- [Bloc de texte]
•••••

Au procès de l’accident de bus de Millas, la conductrice, les experts, et le déni

Autres articles
1 De 1 822

L’absence de Nadine Oliveira à son procès s’installe comme une évidence. La conductrice du car scolaire dans lequel six enfants ont péri et dix-sept autres ont été blessés lors d’une collision avec un TER au passage à niveau de Millas (Pyrénées-Orientales) a été hospitalisée, jeudi 22 septembre, après s’être effondrée à la barre à l’évocation de l’accident. Son procès ne s’est pas arrêté, car elle a signé un pouvoir donnant mandat à ses avocats de la représenter, ce que la loi autorise à un prévenu libre jugé en correctionnelle. « Nadine Oliveira considère que l’audience peut se poursuivre sans elle », a donc pris acte la présidente du tribunal, Céline Ballérini.

Tout le monde semble s’accommoder de cette absence. A l’exception d’un avocat de parties civiles qui, mardi 27 septembre, a déploré qu’aucun élément n’ait été remis sur son état de santé. « On fait comme si de rien n’était, on est dans une espèce de flottement, déplore Me Julien Audier-Soria. On poursuit sans aucune certitude sur son état de santé. » Le tribunal ne dispose que d’un bulletin d’hospitalisation datant de son entrée aux urgences de l’hôpital Nord de Marseille et de ce que rapportent ses avocats, mais rien d’autre, pas de certificats médicaux.

Les enfants blessés, leurs parents et ceux des enfants tués dans l’accident composent avec ce banc vide, partagés entre ceux qui ne supporteraient pas le renvoi du procès et de devoir tout recommencer dans plusieurs mois et ceux qui attendaient depuis des années d’exprimer leur colère en présence de celle qui est jugée pour avoir involontairement conduit leurs enfants à la mort.

•••••

- [Enregistrements extraits]
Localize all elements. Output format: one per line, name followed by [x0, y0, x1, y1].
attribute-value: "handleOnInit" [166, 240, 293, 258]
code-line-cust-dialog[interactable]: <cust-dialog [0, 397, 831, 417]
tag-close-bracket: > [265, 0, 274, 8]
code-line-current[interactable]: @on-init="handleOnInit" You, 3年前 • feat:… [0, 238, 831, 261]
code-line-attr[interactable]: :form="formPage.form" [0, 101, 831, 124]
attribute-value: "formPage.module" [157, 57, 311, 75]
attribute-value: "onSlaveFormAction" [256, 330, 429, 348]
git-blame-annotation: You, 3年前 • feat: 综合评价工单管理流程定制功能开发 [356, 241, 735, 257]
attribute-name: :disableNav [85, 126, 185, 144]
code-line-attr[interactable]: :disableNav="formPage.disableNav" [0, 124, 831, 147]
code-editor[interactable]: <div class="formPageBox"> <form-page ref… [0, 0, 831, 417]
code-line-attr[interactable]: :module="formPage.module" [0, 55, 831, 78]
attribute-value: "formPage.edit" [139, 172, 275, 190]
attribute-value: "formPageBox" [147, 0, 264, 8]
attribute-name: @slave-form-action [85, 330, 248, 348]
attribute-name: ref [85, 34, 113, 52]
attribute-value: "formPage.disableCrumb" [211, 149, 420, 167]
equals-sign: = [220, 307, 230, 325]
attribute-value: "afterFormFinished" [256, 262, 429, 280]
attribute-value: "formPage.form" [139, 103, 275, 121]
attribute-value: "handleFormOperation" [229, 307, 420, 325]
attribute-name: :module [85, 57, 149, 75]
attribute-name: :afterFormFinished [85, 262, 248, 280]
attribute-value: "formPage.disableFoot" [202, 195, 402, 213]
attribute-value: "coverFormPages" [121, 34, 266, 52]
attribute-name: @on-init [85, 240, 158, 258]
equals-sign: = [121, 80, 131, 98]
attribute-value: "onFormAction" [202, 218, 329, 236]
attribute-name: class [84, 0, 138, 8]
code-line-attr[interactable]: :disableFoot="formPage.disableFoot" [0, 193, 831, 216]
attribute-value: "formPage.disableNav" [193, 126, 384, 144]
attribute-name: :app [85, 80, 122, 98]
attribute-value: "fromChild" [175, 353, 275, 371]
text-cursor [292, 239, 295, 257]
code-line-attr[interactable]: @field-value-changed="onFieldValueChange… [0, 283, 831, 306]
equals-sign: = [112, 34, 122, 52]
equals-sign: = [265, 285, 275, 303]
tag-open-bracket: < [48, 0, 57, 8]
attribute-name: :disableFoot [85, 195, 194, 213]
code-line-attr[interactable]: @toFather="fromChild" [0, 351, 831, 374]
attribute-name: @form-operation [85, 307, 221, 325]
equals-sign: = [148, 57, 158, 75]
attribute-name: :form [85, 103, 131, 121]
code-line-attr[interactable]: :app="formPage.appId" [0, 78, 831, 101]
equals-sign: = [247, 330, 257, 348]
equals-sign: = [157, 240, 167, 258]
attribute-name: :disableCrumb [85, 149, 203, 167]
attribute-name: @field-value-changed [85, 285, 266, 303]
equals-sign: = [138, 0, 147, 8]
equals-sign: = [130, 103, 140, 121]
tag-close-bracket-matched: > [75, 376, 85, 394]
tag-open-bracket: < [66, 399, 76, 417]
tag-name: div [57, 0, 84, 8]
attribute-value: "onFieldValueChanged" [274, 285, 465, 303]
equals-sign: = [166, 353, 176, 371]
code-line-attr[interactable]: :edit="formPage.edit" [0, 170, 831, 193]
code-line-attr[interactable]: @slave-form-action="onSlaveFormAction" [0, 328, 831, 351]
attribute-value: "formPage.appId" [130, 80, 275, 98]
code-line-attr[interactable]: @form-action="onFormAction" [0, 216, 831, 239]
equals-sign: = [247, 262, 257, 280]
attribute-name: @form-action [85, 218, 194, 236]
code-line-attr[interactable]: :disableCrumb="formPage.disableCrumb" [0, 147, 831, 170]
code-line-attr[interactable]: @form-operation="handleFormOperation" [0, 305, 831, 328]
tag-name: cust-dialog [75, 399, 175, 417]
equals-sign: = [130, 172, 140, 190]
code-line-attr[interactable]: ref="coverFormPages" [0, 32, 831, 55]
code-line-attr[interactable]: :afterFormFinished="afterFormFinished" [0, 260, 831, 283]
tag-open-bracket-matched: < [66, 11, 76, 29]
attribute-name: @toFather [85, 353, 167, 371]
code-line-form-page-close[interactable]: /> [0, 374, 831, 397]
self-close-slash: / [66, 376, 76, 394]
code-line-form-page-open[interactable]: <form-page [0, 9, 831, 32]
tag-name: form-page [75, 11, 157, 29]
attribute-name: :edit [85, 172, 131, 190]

•••••

- [Activité] Rédigez la suite de l’article sur le procès de l’accident de Millas, en reprenant juste après sa dernière phrase. Ces enregistrements n’ont aucun lien avec l’article sur le procès de l’accident de Millas.

- [Production attendue]
C’est donc sans elle qu’une journée durant le tribunal a parlé d’elle. Une « éducation d’autrefois, sans chichis », résume une enquêtrice de personnalité, une femme qui subit les violences d’un premier concubin, affronte les difficultés de la vie comme élever seule sa fille après que le père l’a quittée à l’annonce de sa grossesse, ou s’occuper jusqu’au bout d’un père frappé par le cancer. Une vie de travail en patchwork : aide-comptable dans une compagnie maritime marseillaise, femme de ménage, assistante maternelle, agente à l’hôpital de Manosque (Alpes-de-Haute-Provence), jusqu’à son permis de conduire les bus, en 2016, la découverte d’une vocation pour cette passionnée de gros camions et de « trucks » américains et qui préfère les milieux professionnels masculins.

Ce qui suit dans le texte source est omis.